◆ Directions ◆
Extract from the listing each line in which the word "State" appears.

◆ Input material ◆
______________________________

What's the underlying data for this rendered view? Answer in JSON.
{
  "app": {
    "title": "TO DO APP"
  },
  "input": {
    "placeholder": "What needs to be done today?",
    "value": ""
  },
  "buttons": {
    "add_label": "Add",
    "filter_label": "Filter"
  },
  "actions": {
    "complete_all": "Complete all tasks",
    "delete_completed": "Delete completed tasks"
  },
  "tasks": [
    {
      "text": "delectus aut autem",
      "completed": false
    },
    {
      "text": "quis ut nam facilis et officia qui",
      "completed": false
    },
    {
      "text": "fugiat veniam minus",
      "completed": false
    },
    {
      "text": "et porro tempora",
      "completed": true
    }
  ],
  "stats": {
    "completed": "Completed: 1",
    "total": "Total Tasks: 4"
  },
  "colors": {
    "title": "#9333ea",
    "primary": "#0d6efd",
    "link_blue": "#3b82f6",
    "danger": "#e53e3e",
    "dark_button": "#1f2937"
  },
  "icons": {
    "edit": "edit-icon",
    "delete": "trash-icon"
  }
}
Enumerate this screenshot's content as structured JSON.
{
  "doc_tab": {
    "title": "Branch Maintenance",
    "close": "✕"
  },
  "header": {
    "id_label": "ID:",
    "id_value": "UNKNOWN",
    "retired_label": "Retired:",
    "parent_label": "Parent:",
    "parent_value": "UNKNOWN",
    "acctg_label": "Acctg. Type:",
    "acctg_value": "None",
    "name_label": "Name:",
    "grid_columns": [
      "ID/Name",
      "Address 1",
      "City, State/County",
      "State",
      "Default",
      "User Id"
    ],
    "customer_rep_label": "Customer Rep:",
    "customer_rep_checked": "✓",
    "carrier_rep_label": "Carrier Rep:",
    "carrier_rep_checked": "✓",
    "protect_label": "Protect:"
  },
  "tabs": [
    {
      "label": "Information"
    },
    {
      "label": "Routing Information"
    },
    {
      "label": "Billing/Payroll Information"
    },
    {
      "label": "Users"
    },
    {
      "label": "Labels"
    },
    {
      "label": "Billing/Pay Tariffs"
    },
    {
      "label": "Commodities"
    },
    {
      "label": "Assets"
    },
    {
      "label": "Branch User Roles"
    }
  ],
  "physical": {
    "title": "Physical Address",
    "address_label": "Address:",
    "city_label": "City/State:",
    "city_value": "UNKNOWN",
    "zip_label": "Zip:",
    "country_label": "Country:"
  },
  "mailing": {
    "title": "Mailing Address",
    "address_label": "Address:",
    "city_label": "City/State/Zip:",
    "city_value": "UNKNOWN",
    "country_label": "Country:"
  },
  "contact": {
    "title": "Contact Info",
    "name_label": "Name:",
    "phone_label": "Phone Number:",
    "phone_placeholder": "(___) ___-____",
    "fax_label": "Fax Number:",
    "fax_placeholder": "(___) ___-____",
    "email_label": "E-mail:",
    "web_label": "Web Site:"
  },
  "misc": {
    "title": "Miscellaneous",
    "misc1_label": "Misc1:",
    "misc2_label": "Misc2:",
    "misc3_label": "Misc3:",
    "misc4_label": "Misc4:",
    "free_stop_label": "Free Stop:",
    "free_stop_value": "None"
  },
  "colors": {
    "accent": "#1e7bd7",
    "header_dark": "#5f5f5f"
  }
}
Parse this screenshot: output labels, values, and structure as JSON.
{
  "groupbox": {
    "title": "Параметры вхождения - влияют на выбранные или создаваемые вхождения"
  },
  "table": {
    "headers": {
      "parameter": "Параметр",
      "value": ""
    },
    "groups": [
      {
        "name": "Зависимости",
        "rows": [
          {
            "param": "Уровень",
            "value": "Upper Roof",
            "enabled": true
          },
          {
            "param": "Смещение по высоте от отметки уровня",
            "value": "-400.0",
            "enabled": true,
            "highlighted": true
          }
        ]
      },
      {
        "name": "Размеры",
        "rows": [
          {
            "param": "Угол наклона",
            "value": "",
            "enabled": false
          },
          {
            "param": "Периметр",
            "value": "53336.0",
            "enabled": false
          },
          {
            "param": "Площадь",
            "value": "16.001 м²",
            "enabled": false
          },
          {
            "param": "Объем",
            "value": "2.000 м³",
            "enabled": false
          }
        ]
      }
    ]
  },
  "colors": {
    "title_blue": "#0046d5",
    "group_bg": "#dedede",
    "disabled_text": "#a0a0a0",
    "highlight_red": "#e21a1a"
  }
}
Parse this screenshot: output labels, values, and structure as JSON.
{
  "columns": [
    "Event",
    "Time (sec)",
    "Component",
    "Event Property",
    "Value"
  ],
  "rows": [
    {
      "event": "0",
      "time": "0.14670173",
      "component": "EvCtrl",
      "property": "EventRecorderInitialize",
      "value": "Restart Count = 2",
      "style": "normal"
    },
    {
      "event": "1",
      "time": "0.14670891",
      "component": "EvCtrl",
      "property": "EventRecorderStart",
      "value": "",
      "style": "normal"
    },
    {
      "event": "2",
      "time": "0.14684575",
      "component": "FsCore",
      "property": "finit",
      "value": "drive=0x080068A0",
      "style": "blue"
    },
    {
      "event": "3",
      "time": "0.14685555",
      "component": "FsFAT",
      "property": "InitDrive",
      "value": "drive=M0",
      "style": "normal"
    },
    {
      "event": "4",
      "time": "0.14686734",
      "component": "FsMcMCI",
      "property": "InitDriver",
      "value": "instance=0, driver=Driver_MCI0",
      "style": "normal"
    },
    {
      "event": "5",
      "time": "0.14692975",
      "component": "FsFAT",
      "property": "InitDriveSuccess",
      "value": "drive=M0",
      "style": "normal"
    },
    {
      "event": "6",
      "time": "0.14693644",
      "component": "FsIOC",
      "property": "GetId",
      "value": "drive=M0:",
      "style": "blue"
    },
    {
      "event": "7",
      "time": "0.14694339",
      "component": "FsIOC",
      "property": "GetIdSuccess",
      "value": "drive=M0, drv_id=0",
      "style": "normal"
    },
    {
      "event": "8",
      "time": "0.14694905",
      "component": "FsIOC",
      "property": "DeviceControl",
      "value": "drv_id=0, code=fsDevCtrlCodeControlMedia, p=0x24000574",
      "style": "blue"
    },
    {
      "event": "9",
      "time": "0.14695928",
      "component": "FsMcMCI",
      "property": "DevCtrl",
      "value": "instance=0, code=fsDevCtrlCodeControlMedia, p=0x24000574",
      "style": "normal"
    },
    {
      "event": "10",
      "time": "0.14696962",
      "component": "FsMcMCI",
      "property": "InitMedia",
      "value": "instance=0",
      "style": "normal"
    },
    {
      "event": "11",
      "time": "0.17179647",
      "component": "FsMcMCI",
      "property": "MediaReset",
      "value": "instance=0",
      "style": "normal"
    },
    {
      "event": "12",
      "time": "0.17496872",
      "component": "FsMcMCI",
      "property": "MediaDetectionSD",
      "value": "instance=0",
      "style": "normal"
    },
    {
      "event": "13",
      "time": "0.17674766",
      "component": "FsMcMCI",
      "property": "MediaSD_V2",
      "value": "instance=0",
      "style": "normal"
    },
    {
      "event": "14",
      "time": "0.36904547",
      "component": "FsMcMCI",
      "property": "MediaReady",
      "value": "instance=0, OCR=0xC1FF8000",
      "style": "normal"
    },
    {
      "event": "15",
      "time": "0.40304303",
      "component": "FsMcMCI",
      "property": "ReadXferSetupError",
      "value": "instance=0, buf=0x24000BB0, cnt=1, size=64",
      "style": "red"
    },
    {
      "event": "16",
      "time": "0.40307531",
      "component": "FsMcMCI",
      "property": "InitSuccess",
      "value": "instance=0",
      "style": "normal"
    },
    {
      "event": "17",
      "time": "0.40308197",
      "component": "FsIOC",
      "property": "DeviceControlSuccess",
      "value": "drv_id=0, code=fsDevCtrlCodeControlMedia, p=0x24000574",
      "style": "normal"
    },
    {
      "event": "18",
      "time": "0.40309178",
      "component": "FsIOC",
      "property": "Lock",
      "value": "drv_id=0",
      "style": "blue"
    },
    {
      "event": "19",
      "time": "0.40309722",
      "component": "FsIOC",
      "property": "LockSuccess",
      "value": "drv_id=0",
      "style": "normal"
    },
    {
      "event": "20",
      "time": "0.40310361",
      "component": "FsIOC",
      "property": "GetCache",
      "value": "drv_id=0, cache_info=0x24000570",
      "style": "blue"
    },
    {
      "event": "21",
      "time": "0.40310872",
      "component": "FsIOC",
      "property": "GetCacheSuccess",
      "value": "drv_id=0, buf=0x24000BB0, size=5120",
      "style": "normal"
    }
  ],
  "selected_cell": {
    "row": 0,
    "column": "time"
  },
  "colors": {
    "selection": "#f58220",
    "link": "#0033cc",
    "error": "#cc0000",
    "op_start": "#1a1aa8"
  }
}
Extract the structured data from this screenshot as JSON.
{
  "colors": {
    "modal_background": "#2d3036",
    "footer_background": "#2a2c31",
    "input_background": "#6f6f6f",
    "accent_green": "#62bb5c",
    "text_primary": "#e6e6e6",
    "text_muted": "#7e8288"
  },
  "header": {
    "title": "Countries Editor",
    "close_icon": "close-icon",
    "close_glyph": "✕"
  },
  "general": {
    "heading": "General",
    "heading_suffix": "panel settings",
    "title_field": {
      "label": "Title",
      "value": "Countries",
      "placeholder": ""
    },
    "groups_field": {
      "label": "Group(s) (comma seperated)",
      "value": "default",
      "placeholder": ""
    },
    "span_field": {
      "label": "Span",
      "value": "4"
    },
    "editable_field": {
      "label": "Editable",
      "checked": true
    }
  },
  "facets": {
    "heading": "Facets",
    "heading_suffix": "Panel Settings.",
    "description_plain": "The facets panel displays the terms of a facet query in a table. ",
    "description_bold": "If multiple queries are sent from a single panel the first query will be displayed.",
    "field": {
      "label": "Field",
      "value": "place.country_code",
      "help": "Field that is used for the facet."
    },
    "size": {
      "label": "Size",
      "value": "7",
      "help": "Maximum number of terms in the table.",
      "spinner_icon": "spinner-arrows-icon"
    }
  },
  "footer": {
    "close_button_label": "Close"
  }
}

______________________________

◆ Expected output ◆
      "City, State/County",
      "State",
    "city_label": "City/State:",
    "city_label": "City/State/Zip:",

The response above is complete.